-- Begin --

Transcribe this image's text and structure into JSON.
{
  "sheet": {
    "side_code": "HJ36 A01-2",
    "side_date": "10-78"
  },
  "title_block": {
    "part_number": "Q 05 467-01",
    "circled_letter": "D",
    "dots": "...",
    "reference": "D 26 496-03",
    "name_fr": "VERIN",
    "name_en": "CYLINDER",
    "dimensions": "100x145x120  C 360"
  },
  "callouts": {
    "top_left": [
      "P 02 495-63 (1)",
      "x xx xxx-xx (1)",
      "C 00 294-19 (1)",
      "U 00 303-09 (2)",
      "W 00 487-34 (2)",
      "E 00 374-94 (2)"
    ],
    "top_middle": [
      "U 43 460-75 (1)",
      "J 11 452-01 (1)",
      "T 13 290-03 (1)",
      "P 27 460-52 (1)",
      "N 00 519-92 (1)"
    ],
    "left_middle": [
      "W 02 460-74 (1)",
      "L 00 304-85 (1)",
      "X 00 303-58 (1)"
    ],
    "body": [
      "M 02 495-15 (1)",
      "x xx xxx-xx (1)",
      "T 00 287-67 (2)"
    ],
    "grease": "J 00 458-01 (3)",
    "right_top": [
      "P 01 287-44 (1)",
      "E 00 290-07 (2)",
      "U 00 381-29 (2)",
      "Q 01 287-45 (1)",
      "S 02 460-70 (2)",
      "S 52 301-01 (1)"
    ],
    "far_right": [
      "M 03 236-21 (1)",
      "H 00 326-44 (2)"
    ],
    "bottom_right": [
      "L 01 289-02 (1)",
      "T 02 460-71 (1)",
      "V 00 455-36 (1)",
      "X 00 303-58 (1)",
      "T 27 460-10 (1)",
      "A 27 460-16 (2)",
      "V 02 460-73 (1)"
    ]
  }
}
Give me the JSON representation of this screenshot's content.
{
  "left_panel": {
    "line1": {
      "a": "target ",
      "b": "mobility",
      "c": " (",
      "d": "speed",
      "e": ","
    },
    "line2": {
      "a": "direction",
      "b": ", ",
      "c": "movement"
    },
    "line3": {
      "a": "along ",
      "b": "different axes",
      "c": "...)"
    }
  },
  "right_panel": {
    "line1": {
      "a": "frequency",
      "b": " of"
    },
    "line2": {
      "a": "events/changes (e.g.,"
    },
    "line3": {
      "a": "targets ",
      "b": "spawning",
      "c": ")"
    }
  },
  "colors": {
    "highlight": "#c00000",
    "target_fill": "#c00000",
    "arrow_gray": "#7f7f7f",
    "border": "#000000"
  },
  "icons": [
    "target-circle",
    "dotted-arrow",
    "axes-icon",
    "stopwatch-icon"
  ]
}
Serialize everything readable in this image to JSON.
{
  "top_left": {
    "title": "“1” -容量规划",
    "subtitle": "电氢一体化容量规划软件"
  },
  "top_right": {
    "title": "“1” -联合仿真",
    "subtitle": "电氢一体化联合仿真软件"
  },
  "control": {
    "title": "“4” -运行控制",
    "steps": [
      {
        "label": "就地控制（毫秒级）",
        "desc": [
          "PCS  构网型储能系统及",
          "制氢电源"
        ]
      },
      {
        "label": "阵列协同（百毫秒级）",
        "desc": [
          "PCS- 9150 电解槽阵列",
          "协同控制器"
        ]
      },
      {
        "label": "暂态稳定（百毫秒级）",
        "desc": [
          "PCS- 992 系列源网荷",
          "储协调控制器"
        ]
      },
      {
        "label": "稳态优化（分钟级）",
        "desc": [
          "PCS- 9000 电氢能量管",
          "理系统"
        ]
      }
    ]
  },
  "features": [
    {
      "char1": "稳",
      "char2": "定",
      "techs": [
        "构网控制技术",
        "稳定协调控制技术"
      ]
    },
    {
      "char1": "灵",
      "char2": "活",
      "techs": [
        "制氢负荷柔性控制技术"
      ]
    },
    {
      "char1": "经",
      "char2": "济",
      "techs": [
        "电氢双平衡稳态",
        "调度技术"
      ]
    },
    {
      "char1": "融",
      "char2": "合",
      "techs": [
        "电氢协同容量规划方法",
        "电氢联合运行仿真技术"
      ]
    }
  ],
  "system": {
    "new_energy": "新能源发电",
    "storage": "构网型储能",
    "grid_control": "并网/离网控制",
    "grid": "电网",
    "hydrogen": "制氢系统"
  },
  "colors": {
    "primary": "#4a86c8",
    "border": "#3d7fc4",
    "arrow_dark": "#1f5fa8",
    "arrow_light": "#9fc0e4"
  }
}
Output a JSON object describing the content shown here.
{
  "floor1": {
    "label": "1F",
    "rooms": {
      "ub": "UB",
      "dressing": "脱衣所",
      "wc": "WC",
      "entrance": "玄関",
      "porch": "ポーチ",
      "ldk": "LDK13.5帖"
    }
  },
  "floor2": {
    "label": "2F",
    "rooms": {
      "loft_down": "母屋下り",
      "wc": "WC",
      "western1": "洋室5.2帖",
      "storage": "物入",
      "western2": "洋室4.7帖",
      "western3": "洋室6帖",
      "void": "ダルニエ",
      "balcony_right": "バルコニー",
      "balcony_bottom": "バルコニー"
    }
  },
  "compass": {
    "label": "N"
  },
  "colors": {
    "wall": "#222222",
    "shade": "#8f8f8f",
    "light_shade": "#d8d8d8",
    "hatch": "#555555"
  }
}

-- End --

Given task: From the entries above, copy each line holding "content".

Exercise response:
Give me the JSON representation of this screenshot's content.
Output a JSON object describing the content shown here.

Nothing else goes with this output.